*REQUIREMENT:* Each line that includes "only" counts once; give the total and nothing besides.

# DATASET ROWS start

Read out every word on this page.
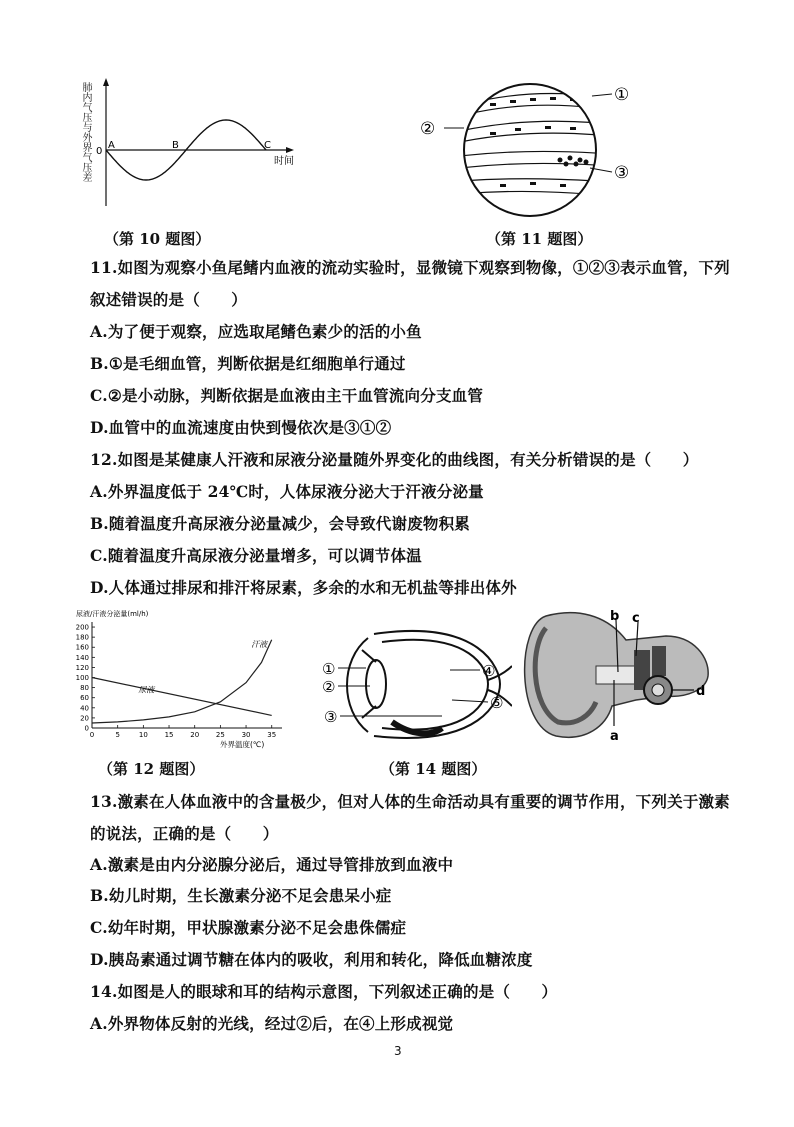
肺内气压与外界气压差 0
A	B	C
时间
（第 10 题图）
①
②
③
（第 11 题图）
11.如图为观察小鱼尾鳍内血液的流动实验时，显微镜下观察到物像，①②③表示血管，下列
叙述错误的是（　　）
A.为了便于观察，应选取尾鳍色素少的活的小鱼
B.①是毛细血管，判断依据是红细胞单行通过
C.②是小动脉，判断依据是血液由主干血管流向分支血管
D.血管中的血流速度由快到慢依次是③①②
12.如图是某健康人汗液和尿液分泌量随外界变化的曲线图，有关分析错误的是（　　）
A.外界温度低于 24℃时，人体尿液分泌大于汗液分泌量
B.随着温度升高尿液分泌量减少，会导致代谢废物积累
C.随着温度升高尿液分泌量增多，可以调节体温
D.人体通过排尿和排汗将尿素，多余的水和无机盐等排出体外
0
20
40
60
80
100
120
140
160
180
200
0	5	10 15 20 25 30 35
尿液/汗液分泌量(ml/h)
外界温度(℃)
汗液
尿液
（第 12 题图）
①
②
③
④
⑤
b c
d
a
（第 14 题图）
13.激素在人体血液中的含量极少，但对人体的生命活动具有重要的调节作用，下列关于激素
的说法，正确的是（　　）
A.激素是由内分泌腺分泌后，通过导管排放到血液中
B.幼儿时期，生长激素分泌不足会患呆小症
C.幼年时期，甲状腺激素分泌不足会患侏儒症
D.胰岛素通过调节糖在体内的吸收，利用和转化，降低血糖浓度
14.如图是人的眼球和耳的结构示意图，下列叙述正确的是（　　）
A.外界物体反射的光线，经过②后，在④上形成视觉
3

# DATASET ROWS end
# DATASET ROWS start

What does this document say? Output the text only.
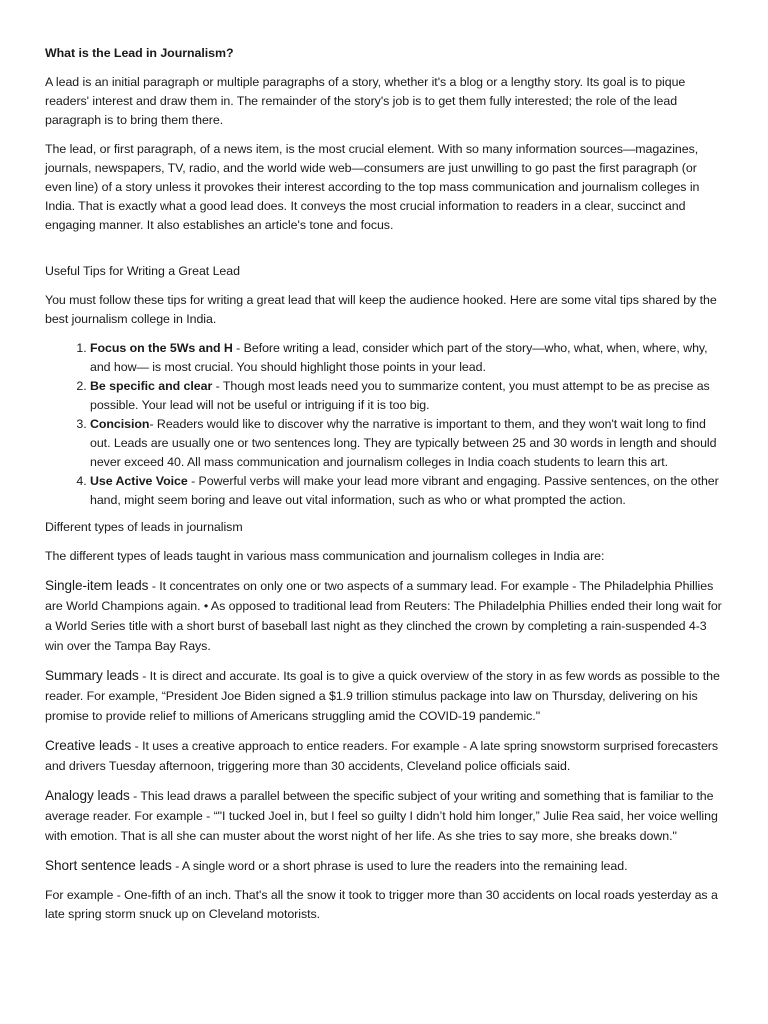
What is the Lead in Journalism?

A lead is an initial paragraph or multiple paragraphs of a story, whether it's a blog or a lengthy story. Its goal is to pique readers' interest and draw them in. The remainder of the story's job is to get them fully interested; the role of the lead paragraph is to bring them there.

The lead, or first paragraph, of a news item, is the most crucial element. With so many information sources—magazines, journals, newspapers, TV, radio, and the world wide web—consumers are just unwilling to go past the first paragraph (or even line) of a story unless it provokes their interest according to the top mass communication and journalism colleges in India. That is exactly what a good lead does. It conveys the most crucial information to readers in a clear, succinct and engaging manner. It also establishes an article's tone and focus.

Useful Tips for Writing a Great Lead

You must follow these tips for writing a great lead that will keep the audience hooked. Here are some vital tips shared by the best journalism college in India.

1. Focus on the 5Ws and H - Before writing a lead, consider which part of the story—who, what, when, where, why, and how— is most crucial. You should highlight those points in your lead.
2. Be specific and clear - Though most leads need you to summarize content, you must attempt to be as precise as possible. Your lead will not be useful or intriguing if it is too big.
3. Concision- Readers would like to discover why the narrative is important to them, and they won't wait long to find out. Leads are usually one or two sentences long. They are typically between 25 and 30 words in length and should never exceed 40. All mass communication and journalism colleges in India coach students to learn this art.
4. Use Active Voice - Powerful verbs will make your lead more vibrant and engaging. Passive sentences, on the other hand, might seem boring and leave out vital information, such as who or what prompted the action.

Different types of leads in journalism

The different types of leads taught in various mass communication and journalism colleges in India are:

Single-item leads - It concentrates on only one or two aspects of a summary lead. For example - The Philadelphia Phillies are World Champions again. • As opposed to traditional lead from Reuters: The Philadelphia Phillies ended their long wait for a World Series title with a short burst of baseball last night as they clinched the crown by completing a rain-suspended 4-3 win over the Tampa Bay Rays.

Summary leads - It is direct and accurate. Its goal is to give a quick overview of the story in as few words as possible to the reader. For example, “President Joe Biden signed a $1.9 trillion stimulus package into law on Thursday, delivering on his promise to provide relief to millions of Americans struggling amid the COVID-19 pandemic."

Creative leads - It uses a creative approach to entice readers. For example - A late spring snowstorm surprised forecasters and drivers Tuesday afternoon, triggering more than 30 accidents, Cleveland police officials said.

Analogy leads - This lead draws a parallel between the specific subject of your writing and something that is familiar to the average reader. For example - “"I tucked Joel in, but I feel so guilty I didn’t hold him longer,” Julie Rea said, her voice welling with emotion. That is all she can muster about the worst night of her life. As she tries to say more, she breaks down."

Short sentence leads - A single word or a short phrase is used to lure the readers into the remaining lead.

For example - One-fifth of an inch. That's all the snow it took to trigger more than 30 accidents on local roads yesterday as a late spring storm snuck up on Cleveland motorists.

# DATASET ROWS end

*RESULT:* 2